→ Exercise brief:
Collect every line in the records below that contains the word "this".

____ Records for the exercise

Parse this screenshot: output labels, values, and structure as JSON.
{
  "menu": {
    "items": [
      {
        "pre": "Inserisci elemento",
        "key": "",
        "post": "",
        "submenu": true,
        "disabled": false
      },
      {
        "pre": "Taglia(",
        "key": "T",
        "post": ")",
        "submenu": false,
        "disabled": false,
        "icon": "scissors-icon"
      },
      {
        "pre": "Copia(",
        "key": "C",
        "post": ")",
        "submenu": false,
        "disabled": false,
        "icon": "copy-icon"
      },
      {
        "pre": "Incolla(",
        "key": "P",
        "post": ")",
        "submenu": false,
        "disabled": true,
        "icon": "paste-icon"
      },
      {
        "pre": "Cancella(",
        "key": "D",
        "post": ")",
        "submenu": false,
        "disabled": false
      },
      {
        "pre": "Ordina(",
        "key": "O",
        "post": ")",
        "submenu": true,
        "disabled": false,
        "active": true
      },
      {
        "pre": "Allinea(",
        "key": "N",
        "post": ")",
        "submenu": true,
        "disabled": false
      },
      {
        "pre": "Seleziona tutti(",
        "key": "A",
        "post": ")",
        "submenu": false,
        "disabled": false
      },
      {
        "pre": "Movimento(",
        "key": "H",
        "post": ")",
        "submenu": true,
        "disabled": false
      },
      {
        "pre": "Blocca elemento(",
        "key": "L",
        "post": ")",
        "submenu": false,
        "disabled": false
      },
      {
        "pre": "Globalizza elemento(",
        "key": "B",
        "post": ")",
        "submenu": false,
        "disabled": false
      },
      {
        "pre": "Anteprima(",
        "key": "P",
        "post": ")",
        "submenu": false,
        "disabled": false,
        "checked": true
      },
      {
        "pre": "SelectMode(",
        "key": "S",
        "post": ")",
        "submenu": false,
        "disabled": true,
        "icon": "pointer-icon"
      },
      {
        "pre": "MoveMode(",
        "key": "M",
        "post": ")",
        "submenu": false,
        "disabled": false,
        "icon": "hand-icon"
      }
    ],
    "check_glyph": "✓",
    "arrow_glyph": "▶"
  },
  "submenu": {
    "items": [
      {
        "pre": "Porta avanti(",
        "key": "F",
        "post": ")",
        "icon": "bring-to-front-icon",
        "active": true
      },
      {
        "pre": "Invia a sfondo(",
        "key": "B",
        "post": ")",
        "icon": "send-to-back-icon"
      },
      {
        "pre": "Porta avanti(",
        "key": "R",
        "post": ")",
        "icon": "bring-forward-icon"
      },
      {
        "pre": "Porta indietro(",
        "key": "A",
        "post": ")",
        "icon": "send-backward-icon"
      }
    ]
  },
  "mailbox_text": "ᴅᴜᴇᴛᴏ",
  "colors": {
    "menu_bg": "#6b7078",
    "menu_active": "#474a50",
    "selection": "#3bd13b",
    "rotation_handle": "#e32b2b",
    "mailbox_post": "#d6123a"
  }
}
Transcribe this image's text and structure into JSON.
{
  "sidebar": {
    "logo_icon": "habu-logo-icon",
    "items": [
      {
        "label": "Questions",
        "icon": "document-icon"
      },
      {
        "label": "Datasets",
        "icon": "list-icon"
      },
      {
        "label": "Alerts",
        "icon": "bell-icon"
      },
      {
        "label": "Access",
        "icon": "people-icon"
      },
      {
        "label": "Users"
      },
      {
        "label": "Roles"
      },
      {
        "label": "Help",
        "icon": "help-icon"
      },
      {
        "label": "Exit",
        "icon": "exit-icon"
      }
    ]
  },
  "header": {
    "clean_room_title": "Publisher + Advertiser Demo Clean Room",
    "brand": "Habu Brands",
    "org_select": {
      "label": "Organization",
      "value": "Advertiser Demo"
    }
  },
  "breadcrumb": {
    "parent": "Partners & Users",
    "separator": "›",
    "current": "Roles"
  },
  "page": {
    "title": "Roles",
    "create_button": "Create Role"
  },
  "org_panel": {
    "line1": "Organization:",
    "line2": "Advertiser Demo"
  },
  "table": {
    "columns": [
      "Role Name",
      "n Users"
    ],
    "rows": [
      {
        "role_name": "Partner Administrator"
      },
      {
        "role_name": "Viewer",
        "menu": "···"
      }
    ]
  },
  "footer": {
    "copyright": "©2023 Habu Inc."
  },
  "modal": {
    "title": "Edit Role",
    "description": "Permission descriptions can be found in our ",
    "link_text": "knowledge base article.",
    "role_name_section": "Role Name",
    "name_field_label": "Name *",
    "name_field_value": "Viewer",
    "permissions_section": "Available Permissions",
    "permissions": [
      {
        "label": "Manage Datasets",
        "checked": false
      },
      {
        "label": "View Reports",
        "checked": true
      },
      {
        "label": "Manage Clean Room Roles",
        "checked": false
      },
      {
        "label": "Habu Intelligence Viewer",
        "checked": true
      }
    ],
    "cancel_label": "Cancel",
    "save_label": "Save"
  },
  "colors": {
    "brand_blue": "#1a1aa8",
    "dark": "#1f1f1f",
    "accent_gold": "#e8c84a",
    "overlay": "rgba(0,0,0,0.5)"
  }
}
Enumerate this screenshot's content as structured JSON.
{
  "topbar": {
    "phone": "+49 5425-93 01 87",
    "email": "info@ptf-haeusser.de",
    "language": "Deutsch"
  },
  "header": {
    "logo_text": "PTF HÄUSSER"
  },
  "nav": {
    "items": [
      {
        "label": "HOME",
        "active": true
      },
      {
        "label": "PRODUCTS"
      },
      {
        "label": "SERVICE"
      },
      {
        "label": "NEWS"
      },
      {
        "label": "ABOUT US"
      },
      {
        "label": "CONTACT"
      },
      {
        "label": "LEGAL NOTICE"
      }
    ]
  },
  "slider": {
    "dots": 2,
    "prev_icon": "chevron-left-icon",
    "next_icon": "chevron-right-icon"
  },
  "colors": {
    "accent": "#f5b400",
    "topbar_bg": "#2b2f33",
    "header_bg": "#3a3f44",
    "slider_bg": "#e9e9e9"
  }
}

________

→ Answer for the task:
Parse this screenshot: output labels, values, and structure as JSON.
Transcribe this image's text and structure into JSON.
Enumerate this screenshot's content as structured JSON.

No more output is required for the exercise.